__Available data__.

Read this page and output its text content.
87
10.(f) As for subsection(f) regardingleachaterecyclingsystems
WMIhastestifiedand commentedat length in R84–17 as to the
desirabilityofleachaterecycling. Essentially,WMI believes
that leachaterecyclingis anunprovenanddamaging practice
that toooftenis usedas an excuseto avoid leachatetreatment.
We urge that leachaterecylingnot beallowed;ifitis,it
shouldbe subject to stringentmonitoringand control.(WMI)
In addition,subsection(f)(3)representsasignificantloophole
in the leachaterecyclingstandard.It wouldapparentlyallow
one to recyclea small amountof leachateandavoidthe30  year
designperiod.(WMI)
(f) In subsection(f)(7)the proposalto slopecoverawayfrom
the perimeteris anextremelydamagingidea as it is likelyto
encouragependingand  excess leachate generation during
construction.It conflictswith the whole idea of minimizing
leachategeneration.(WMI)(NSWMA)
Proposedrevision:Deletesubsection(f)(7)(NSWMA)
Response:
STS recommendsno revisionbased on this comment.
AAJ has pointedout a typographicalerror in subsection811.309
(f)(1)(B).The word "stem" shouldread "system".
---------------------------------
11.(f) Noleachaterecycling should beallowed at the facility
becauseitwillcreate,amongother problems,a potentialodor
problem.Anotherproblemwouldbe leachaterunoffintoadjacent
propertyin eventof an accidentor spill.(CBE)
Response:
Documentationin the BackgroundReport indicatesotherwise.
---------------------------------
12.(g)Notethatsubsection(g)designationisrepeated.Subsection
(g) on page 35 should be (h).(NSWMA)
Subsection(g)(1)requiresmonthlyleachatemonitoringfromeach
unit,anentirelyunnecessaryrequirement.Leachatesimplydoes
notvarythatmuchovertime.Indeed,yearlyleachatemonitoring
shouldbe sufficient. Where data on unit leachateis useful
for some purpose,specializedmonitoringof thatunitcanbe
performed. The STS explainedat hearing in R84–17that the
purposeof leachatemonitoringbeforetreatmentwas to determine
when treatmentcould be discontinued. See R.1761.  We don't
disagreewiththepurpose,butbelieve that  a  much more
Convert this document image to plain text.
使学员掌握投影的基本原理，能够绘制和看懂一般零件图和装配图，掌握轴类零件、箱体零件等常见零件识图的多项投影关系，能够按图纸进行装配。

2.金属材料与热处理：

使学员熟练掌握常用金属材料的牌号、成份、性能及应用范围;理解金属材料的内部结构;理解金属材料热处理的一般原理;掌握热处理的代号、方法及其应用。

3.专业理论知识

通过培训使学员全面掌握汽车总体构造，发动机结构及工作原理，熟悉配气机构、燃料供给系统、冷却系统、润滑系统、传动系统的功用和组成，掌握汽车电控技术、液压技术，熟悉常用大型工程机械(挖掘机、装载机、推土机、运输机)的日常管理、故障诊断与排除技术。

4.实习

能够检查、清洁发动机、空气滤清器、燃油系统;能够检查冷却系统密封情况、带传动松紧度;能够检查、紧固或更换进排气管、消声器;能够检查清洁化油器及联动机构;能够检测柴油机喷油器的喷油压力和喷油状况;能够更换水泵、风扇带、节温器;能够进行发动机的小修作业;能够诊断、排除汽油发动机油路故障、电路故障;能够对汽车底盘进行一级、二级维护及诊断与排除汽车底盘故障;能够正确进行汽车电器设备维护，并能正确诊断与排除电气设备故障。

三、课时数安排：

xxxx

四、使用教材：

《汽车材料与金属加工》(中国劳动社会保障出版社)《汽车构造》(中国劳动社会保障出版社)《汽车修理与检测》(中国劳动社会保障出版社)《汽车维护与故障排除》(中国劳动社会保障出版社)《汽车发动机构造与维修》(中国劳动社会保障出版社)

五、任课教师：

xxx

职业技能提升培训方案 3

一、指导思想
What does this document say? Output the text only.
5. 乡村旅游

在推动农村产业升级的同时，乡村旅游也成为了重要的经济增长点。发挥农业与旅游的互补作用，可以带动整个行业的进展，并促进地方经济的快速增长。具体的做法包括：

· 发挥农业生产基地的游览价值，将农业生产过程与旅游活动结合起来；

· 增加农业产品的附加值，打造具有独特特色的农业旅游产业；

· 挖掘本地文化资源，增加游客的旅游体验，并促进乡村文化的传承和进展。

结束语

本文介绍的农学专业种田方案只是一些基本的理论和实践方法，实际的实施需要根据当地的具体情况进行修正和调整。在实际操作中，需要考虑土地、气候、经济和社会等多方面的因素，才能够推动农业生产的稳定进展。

__Brief__. Check each line above for "text" and return the ones that have it.

__Result of the exercise__.
Read this page and output its text content.
Convert this document image to plain text.
What does this document say? Output the text only.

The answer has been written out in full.